Exercise instructions
Exactly reproduce the lines that follow.

Data to use
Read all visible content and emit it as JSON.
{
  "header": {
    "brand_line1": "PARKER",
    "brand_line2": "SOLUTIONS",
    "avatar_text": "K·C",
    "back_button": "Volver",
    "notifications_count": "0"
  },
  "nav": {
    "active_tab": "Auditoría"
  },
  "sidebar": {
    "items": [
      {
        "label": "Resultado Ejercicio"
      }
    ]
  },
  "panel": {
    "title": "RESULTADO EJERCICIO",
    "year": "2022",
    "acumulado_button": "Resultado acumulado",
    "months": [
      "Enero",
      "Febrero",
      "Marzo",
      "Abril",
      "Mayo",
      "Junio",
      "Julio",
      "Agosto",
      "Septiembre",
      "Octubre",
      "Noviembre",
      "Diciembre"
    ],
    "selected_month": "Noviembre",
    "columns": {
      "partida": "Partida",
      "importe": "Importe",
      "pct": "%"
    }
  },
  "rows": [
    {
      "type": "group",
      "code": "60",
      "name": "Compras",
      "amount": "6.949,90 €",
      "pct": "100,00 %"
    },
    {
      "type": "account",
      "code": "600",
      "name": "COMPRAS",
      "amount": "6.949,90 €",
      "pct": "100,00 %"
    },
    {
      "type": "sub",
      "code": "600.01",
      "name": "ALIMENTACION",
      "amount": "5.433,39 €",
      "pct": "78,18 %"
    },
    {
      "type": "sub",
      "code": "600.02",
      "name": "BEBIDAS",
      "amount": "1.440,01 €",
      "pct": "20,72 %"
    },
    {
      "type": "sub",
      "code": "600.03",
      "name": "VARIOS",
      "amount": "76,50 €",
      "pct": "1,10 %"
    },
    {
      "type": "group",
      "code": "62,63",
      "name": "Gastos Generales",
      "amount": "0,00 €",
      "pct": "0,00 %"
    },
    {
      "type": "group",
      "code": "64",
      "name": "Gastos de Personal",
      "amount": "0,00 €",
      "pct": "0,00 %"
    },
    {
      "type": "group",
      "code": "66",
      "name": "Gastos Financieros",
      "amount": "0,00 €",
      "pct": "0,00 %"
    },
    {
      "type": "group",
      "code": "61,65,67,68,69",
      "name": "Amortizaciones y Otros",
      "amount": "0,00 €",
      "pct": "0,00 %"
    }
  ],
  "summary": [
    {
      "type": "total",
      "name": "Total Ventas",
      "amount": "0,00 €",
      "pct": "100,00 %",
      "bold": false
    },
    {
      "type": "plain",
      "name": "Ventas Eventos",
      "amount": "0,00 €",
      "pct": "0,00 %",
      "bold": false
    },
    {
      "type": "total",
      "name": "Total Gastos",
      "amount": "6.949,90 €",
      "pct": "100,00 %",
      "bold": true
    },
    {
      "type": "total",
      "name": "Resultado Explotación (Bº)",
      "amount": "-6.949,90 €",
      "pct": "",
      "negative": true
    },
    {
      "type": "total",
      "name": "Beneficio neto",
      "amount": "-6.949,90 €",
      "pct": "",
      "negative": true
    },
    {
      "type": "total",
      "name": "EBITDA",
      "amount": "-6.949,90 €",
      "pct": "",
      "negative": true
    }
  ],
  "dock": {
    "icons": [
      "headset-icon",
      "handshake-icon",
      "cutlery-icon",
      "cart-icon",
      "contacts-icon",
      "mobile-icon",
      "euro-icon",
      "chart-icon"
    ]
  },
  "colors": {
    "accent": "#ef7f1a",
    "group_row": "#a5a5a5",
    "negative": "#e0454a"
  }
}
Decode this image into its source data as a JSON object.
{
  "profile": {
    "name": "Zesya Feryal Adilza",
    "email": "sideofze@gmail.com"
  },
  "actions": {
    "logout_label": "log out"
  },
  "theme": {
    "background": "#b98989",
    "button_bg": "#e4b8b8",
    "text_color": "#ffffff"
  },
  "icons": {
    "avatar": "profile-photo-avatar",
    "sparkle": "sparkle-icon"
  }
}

Written reply
Read all visible content and emit it as JSON.
{
  "header": {
    "brand_line1": "PARKER",
    "brand_line2": "SOLUTIONS",
    "avatar_text": "K·C",
    "back_button": "Volver",
    "notifications_count": "0"
  },
  "nav": {
    "active_tab": "Auditoría"
  },
  "sidebar": {
    "items": [
      {
        "label": "Resultado Ejercicio"
      }
    ]
  },
  "panel": {
    "title": "RESULTADO EJERCICIO",
    "year": "2022",
    "acumulado_button": "Resultado acumulado",
    "months": [
      "Enero",
      "Febrero",
      "Marzo",
      "Abril",
      "Mayo",
      "Junio",
      "Julio",
      "Agosto",
      "Septiembre",
      "Octubre",
      "Noviembre",
      "Diciembre"
    ],
    "selected_month": "Noviembre",
    "columns": {
      "partida": "Partida",
      "importe": "Importe",
      "pct": "%"
    }
  },
  "rows": [
    {
      "type": "group",
      "code": "60",
      "name": "Compras",
      "amount": "6.949,90 €",
      "pct": "100,00 %"
    },
    {
      "type": "account",
      "code": "600",
      "name": "COMPRAS",
      "amount": "6.949,90 €",
      "pct": "100,00 %"
    },
    {
      "type": "sub",
      "code": "600.01",
      "name": "ALIMENTACION",
      "amount": "5.433,39 €",
      "pct": "78,18 %"
    },
    {
      "type": "sub",
      "code": "600.02",
      "name": "BEBIDAS",
      "amount": "1.440,01 €",
      "pct": "20,72 %"
    },
    {
      "type": "sub",
      "code": "600.03",
      "name": "VARIOS",
      "amount": "76,50 €",
      "pct": "1,10 %"
    },
    {
      "type": "group",
      "code": "62,63",
      "name": "Gastos Generales",
      "amount": "0,00 €",
      "pct": "0,00 %"
    },
    {
      "type": "group",
      "code": "64",
      "name": "Gastos de Personal",
      "amount": "0,00 €",
      "pct": "0,00 %"
    },
    {
      "type": "group",
      "code": "66",
      "name": "Gastos Financieros",
      "amount": "0,00 €",
      "pct": "0,00 %"
    },
    {
      "type": "group",
      "code": "61,65,67,68,69",
      "name": "Amortizaciones y Otros",
      "amount": "0,00 €",
      "pct": "0,00 %"
    }
  ],
  "summary": [
    {
      "type": "total",
      "name": "Total Ventas",
      "amount": "0,00 €",
      "pct": "100,00 %",
      "bold": false
    },
    {
      "type": "plain",
      "name": "Ventas Eventos",
      "amount": "0,00 €",
      "pct": "0,00 %",
      "bold": false
    },
    {
      "type": "total",
      "name": "Total Gastos",
      "amount": "6.949,90 €",
      "pct": "100,00 %",
      "bold": true
    },
    {
      "type": "total",
      "name": "Resultado Explotación (Bº)",
      "amount": "-6.949,90 €",
      "pct": "",
      "negative": true
    },
    {
      "type": "total",
      "name": "Beneficio neto",
      "amount": "-6.949,90 €",
      "pct": "",
      "negative": true
    },
    {
      "type": "total",
      "name": "EBITDA",
      "amount": "-6.949,90 €",
      "pct": "",
      "negative": true
    }
  ],
  "dock": {
    "icons": [
      "headset-icon",
      "handshake-icon",
      "cutlery-icon",
      "cart-icon",
      "contacts-icon",
      "mobile-icon",
      "euro-icon",
      "chart-icon"
    ]
  },
  "colors": {
    "accent": "#ef7f1a",
    "group_row": "#a5a5a5",
    "negative": "#e0454a"
  }
}
Decode this image into its source data as a JSON object.
{
  "profile": {
    "name": "Zesya Feryal Adilza",
    "email": "sideofze@gmail.com"
  },
  "actions": {
    "logout_label": "log out"
  },
  "theme": {
    "background": "#b98989",
    "button_bg": "#e4b8b8",
    "text_color": "#ffffff"
  },
  "icons": {
    "avatar": "profile-photo-avatar",
    "sparkle": "sparkle-icon"
  }
}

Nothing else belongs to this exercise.